■ Goal: Retype the material in full, keeping every word the same.

Data records
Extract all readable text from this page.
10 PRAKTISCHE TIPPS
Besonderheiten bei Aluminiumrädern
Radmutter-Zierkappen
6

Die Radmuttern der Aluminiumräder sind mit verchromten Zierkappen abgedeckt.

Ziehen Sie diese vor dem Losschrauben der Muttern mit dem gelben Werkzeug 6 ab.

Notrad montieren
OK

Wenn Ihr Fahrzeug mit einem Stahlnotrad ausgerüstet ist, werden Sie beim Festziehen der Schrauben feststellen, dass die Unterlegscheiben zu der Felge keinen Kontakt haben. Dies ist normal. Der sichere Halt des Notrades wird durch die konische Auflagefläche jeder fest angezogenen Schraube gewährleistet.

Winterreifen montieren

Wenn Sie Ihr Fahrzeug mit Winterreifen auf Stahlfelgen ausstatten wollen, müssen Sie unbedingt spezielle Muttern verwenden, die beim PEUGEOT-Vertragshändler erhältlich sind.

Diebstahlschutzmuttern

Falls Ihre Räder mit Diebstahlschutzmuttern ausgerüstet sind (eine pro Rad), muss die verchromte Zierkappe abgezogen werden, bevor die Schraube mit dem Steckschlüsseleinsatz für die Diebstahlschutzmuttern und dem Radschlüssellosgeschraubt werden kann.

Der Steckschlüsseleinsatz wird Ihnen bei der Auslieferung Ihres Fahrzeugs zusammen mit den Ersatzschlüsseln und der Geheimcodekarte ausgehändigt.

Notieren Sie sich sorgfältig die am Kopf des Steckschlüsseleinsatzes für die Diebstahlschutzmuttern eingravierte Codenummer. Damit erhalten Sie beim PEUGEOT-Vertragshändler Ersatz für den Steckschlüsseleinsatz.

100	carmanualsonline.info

■ Solution to this problem:
Extract all readable text from this page.
10 PRAKTISCHE TIPPS
Besonderheiten bei Aluminiumrädern
Radmutter-Zierkappen
6

Die Radmuttern der Aluminiumräder sind mit verchromten Zierkappen abgedeckt.

Ziehen Sie diese vor dem Losschrauben der Muttern mit dem gelben Werkzeug 6 ab.

Notrad montieren
OK

Wenn Ihr Fahrzeug mit einem Stahlnotrad ausgerüstet ist, werden Sie beim Festziehen der Schrauben feststellen, dass die Unterlegscheiben zu der Felge keinen Kontakt haben. Dies ist normal. Der sichere Halt des Notrades wird durch die konische Auflagefläche jeder fest angezogenen Schraube gewährleistet.

Winterreifen montieren

Wenn Sie Ihr Fahrzeug mit Winterreifen auf Stahlfelgen ausstatten wollen, müssen Sie unbedingt spezielle Muttern verwenden, die beim PEUGEOT-Vertragshändler erhältlich sind.

Diebstahlschutzmuttern

Falls Ihre Räder mit Diebstahlschutzmuttern ausgerüstet sind (eine pro Rad), muss die verchromte Zierkappe abgezogen werden, bevor die Schraube mit dem Steckschlüsseleinsatz für die Diebstahlschutzmuttern und dem Radschlüssellosgeschraubt werden kann.

Der Steckschlüsseleinsatz wird Ihnen bei der Auslieferung Ihres Fahrzeugs zusammen mit den Ersatzschlüsseln und der Geheimcodekarte ausgehändigt.

Notieren Sie sich sorgfältig die am Kopf des Steckschlüsseleinsatzes für die Diebstahlschutzmuttern eingravierte Codenummer. Damit erhalten Sie beim PEUGEOT-Vertragshändler Ersatz für den Steckschlüsseleinsatz.

100	carmanualsonline.info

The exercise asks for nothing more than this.